Task statement -
Go through the listing and copy every line word for word.

(Data listing)
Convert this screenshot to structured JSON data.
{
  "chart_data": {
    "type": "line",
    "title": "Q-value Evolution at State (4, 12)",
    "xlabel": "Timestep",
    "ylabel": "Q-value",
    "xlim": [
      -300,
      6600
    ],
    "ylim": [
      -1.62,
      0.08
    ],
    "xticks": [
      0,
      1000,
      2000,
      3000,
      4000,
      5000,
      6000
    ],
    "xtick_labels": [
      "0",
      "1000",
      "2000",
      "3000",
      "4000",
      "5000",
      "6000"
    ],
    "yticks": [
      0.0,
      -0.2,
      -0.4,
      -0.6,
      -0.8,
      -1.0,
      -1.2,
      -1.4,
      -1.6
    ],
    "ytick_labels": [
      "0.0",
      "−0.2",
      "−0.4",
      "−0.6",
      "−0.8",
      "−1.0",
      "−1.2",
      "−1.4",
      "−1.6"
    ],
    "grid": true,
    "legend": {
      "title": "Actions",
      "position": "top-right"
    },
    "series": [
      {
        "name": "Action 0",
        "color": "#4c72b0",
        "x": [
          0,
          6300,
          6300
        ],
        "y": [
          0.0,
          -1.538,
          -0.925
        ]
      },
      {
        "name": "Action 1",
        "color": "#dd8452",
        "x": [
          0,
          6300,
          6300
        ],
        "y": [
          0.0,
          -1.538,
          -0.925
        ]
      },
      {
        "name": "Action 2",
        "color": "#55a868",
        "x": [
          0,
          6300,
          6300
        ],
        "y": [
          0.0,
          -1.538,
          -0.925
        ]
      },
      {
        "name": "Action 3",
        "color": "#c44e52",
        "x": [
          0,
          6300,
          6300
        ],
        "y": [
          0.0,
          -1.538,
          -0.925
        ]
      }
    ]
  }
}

The answer -
Convert this screenshot to structured JSON data.
{
  "chart_data": {
    "type": "line",
    "title": "Q-value Evolution at State (4, 12)",
    "xlabel": "Timestep",
    "ylabel": "Q-value",
    "xlim": [
      -300,
      6600
    ],
    "ylim": [
      -1.62,
      0.08
    ],
    "xticks": [
      0,
      1000,
      2000,
      3000,
      4000,
      5000,
      6000
    ],
    "xtick_labels": [
      "0",
      "1000",
      "2000",
      "3000",
      "4000",
      "5000",
      "6000"
    ],
    "yticks": [
      0.0,
      -0.2,
      -0.4,
      -0.6,
      -0.8,
      -1.0,
      -1.2,
      -1.4,
      -1.6
    ],
    "ytick_labels": [
      "0.0",
      "−0.2",
      "−0.4",
      "−0.6",
      "−0.8",
      "−1.0",
      "−1.2",
      "−1.4",
      "−1.6"
    ],
    "grid": true,
    "legend": {
      "title": "Actions",
      "position": "top-right"
    },
    "series": [
      {
        "name": "Action 0",
        "color": "#4c72b0",
        "x": [
          0,
          6300,
          6300
        ],
        "y": [
          0.0,
          -1.538,
          -0.925
        ]
      },
      {
        "name": "Action 1",
        "color": "#dd8452",
        "x": [
          0,
          6300,
          6300
        ],
        "y": [
          0.0,
          -1.538,
          -0.925
        ]
      },
      {
        "name": "Action 2",
        "color": "#55a868",
        "x": [
          0,
          6300,
          6300
        ],
        "y": [
          0.0,
          -1.538,
          -0.925
        ]
      },
      {
        "name": "Action 3",
        "color": "#c44e52",
        "x": [
          0,
          6300,
          6300
        ],
        "y": [
          0.0,
          -1.538,
          -0.925
        ]
      }
    ]
  }
}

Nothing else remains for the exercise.